— Begin RECORDS SUPPLIED —

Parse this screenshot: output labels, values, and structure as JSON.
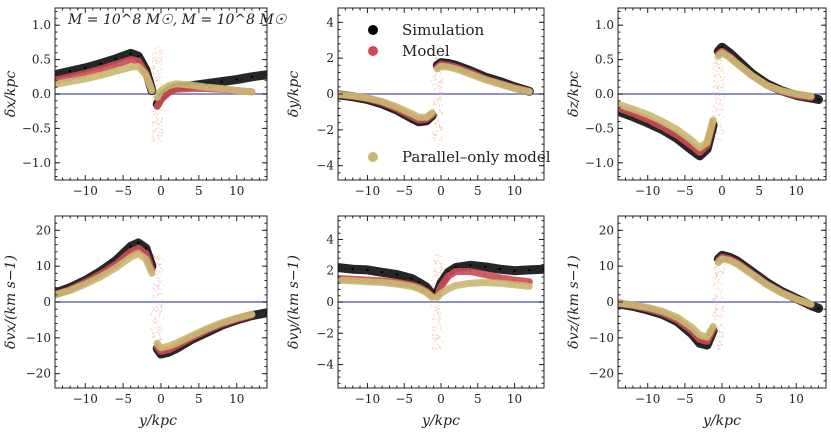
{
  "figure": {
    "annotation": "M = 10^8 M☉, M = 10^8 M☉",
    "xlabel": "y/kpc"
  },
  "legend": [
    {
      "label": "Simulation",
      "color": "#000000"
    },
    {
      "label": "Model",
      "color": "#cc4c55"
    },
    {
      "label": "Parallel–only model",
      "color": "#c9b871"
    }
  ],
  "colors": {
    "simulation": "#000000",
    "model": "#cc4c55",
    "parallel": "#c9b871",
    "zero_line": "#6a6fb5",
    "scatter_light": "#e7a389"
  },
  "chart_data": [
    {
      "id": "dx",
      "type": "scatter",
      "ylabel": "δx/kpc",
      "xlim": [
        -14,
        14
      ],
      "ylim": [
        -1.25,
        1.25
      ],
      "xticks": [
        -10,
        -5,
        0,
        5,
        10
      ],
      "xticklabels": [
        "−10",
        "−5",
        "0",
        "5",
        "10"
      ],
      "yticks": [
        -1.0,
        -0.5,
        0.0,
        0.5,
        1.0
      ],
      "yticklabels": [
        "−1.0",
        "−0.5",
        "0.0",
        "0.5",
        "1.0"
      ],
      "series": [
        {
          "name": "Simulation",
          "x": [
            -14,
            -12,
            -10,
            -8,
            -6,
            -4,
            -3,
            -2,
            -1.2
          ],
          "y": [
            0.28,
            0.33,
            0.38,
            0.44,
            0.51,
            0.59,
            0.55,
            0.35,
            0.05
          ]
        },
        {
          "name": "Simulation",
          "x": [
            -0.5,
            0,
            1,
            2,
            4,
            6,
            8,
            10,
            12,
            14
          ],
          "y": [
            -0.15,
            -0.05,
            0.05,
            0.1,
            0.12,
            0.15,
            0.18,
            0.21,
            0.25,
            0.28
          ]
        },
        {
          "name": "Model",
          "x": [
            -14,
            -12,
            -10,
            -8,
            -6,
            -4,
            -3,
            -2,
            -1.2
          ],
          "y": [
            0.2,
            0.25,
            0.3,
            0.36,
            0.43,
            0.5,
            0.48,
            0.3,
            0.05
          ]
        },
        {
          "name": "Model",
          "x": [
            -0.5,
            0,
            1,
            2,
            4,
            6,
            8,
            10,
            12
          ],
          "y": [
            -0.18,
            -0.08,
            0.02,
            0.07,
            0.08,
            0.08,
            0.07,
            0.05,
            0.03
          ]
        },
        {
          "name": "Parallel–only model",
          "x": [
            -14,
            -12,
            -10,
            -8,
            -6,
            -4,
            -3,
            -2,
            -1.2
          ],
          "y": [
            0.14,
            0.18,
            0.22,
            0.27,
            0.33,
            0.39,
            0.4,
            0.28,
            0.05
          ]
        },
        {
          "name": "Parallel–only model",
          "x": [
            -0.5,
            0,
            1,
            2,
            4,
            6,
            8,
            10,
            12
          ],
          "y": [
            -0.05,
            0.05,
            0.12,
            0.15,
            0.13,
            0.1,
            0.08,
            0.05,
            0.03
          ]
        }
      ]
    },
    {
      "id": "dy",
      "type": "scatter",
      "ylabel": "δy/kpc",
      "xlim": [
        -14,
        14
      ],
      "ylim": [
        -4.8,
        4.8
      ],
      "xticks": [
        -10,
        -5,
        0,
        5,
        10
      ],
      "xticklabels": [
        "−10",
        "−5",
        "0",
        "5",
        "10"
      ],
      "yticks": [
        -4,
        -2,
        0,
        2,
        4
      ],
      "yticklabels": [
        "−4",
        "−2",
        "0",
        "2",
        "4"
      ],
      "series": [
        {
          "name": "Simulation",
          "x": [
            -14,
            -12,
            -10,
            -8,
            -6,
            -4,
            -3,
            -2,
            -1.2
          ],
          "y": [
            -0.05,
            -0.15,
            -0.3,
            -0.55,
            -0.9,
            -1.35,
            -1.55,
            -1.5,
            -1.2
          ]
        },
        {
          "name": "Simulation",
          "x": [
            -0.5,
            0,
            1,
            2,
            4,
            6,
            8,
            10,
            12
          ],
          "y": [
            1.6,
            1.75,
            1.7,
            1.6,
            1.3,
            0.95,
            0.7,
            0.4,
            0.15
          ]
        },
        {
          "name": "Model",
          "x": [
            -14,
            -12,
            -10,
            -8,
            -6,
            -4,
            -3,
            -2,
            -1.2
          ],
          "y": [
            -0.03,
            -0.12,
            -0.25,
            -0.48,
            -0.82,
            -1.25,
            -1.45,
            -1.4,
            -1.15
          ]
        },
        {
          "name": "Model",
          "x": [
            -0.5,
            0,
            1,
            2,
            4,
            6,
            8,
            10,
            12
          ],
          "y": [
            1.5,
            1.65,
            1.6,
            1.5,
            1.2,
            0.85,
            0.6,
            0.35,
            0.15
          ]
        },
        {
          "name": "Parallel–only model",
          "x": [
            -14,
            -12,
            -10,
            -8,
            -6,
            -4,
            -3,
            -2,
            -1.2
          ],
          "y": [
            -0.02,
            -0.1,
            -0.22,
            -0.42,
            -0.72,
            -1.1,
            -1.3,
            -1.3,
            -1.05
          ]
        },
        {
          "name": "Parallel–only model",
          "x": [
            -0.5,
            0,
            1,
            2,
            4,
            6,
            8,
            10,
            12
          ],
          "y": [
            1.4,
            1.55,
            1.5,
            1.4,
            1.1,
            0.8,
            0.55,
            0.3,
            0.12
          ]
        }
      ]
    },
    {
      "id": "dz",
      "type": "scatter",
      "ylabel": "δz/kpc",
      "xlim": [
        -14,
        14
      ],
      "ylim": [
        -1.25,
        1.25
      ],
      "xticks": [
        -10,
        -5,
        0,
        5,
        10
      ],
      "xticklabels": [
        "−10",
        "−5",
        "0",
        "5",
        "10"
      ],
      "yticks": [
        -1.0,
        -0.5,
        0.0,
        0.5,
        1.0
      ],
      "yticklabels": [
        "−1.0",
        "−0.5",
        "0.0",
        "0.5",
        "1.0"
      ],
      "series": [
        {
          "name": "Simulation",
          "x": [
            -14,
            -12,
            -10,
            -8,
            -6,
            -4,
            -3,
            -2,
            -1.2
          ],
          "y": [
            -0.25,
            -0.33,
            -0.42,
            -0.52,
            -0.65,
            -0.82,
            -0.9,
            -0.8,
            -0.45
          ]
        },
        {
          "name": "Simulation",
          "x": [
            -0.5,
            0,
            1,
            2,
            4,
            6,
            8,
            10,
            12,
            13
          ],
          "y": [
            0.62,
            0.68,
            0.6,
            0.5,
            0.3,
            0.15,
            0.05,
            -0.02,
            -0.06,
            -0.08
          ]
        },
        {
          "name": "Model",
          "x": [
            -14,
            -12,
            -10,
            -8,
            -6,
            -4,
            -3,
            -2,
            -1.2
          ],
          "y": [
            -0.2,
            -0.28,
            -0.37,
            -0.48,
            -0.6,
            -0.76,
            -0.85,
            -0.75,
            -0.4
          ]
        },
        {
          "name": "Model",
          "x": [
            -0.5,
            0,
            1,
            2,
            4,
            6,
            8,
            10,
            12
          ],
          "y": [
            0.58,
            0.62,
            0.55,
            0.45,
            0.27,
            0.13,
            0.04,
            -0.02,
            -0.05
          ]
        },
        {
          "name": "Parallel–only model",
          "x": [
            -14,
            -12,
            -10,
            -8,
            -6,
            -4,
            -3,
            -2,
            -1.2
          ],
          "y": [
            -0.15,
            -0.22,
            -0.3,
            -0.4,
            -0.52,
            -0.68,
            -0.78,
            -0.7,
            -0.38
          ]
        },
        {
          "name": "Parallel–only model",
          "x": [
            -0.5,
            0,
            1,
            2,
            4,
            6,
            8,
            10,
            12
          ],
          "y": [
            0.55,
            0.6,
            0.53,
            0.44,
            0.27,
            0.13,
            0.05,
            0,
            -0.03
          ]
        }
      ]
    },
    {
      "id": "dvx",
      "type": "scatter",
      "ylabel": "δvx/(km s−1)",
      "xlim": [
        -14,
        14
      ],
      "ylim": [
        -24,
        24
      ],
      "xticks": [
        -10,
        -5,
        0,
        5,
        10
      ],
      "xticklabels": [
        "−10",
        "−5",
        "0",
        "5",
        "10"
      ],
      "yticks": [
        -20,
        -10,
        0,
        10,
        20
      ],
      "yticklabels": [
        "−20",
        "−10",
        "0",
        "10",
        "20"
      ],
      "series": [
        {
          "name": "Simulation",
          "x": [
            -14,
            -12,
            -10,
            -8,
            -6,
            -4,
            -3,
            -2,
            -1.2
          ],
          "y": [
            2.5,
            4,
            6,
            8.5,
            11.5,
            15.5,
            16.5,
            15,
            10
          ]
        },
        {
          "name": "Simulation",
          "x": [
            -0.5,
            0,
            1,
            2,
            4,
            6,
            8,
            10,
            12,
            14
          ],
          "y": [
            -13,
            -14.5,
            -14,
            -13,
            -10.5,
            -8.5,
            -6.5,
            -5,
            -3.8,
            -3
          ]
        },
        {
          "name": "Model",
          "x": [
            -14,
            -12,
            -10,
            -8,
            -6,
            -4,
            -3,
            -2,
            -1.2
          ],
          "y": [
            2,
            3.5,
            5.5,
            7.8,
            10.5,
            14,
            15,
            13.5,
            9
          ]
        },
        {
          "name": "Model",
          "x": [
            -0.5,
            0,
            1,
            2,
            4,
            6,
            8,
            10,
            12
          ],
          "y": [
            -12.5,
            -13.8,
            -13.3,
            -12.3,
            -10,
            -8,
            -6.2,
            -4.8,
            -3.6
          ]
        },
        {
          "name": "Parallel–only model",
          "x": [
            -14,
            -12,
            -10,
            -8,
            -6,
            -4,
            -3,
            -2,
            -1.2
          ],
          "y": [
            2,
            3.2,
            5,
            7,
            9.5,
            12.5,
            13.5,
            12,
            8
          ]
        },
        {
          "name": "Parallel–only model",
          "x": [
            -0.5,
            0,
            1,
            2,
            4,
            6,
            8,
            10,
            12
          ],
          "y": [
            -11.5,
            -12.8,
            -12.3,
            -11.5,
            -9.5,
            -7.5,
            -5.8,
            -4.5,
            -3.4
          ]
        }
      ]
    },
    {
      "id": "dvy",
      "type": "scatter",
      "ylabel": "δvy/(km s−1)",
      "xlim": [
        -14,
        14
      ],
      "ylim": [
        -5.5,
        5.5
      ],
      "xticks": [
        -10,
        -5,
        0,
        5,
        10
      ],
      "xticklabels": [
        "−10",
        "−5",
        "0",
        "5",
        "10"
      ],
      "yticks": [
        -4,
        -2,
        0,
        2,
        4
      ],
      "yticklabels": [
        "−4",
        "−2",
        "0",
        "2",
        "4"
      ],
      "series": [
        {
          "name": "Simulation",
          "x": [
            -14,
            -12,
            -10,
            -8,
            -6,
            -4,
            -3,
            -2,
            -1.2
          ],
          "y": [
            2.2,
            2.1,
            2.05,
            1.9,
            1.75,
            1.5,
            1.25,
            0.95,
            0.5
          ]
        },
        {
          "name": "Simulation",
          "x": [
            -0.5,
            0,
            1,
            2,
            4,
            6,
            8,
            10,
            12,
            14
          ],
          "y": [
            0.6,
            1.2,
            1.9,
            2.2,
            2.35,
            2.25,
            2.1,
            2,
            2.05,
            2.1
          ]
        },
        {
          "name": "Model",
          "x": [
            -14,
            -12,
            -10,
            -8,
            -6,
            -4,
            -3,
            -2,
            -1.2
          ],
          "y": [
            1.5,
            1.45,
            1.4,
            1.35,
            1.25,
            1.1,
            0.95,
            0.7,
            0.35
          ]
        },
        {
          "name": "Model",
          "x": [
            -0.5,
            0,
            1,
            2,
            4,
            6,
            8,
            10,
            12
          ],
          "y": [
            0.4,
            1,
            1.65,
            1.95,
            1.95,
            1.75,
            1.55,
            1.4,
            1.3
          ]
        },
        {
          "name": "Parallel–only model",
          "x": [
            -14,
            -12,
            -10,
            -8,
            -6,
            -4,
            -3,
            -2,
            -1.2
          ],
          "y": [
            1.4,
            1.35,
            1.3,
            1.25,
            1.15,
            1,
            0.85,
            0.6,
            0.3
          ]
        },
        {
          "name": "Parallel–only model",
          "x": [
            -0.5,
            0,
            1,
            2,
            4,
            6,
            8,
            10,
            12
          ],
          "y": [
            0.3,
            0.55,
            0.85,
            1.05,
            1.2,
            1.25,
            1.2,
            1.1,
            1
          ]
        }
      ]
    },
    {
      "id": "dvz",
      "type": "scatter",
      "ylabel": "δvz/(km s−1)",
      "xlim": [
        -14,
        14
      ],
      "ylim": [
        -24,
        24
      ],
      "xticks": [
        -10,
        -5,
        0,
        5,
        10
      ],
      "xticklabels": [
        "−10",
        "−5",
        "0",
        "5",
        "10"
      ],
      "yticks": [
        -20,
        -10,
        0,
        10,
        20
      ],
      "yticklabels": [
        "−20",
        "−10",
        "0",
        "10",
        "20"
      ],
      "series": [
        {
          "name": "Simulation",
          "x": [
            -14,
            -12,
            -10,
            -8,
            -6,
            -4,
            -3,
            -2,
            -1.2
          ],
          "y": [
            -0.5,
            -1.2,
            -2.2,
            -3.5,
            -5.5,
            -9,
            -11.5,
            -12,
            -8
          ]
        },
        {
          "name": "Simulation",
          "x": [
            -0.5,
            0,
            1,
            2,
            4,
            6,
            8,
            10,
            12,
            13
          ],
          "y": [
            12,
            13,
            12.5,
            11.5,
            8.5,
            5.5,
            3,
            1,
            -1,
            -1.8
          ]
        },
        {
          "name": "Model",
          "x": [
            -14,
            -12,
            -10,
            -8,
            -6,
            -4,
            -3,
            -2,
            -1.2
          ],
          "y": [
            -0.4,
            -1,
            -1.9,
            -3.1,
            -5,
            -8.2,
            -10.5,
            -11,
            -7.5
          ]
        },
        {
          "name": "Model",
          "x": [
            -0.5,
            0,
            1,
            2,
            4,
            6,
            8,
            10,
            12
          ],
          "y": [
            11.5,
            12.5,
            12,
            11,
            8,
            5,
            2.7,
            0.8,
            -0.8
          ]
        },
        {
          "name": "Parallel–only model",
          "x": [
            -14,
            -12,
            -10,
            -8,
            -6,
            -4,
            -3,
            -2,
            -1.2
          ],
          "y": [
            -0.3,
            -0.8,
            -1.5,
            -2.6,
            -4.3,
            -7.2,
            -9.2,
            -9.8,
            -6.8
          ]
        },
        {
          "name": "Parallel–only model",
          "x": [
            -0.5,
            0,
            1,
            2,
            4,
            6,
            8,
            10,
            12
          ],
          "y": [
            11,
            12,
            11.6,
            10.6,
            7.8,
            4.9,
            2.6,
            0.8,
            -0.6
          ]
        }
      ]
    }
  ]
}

— End RECORDS SUPPLIED —
— Begin RECORDS SUPPLIED —

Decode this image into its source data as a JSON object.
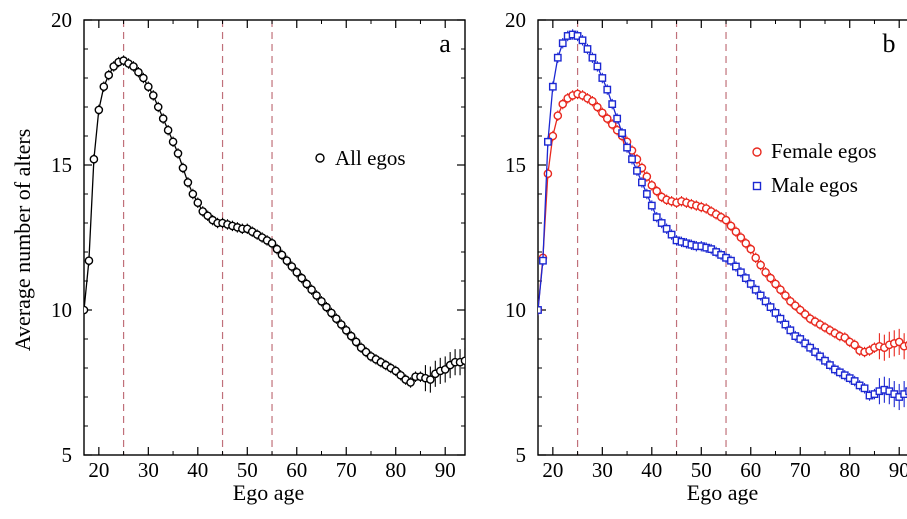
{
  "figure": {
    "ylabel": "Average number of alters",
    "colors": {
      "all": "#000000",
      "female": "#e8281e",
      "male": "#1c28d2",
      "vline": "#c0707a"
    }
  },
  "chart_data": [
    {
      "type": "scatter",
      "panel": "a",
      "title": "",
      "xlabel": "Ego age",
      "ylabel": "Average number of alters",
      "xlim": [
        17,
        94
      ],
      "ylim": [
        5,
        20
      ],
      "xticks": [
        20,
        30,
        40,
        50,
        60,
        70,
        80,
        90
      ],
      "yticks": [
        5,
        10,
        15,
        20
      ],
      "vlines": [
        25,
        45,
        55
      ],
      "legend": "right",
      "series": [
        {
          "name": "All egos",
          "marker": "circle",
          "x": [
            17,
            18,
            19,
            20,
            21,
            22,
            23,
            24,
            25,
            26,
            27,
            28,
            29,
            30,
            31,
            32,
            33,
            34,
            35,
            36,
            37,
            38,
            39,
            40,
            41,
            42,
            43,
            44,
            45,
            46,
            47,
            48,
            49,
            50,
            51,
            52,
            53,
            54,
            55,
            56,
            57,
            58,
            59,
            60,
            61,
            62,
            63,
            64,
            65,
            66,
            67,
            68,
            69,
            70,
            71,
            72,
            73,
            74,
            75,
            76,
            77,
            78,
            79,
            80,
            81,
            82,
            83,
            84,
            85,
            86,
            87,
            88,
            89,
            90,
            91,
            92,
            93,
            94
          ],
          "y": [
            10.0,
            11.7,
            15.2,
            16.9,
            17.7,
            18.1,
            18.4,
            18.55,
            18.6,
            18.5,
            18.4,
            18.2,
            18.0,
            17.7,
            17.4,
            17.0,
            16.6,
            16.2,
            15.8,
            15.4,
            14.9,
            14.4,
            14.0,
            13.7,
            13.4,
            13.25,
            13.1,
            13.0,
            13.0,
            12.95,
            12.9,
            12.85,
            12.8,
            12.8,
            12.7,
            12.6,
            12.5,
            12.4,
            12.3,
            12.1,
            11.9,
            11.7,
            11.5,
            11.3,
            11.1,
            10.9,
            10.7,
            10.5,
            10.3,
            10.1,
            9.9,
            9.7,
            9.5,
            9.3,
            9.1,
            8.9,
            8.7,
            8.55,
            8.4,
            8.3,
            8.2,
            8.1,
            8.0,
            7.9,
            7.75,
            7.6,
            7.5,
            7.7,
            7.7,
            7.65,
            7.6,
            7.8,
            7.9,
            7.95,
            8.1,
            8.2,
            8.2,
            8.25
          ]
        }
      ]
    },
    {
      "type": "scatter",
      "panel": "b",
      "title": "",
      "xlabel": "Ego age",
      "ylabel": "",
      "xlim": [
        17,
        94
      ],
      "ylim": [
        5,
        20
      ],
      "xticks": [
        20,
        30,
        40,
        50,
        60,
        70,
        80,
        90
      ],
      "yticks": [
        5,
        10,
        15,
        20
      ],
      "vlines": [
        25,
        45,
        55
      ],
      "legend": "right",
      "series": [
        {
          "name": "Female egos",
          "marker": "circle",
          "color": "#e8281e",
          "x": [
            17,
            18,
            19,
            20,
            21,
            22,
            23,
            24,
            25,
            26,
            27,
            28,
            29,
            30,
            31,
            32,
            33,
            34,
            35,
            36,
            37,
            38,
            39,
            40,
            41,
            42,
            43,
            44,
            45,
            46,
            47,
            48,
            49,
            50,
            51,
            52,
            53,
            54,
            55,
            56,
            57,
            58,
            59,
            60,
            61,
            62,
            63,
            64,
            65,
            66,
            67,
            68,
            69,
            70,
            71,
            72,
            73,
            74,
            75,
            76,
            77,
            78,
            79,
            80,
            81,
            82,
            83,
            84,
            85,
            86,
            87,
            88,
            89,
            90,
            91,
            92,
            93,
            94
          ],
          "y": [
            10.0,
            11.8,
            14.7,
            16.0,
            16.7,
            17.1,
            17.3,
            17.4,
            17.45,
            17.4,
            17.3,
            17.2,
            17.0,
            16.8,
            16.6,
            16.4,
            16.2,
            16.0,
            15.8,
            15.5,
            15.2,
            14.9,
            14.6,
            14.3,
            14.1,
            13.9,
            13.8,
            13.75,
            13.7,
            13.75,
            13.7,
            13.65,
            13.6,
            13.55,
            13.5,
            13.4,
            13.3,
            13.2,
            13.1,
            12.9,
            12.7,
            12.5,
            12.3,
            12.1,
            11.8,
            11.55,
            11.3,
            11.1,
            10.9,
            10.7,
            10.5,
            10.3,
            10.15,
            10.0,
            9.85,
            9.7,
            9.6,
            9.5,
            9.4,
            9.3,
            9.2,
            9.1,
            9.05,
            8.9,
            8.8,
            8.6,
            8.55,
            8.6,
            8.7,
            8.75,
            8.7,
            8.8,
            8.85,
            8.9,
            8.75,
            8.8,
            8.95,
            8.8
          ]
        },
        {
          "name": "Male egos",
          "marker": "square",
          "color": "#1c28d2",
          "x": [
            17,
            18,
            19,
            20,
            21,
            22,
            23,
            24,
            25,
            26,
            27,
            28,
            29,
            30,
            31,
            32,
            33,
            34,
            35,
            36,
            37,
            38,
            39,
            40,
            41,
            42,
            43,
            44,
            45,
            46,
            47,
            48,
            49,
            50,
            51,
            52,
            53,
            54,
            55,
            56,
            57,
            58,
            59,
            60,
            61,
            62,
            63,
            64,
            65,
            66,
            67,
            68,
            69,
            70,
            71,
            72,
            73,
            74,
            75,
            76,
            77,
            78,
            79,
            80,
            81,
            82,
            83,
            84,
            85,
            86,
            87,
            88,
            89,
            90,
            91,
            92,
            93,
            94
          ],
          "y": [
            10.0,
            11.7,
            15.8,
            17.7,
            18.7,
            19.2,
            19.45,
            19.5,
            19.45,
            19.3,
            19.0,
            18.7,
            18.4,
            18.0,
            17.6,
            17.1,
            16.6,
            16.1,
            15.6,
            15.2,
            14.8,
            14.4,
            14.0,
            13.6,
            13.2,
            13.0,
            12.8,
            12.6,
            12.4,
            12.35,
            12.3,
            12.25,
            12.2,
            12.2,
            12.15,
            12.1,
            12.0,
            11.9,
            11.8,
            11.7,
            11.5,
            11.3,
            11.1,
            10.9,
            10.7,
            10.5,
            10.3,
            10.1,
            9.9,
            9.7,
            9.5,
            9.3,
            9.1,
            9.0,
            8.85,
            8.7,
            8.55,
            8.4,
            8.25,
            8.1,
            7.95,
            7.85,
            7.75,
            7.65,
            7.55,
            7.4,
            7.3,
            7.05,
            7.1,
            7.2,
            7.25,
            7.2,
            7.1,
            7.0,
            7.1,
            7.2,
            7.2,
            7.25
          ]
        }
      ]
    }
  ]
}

— End RECORDS SUPPLIED —

EXERCISE GOAL:
Identify the lines above with the word "ylabel". Copy them.

RESULT FOR THIS EXERCISE:
      "ylabel": "δx/kpc",
      "ylabel": "δy/kpc",
      "ylabel": "δz/kpc",
      "ylabel": "δvx/(km s−1)",
      "ylabel": "δvy/(km s−1)",
      "ylabel": "δvz/(km s−1)",
    "ylabel": "Average number of alters",
      "ylabel": "Average number of alters",
      "ylabel": "",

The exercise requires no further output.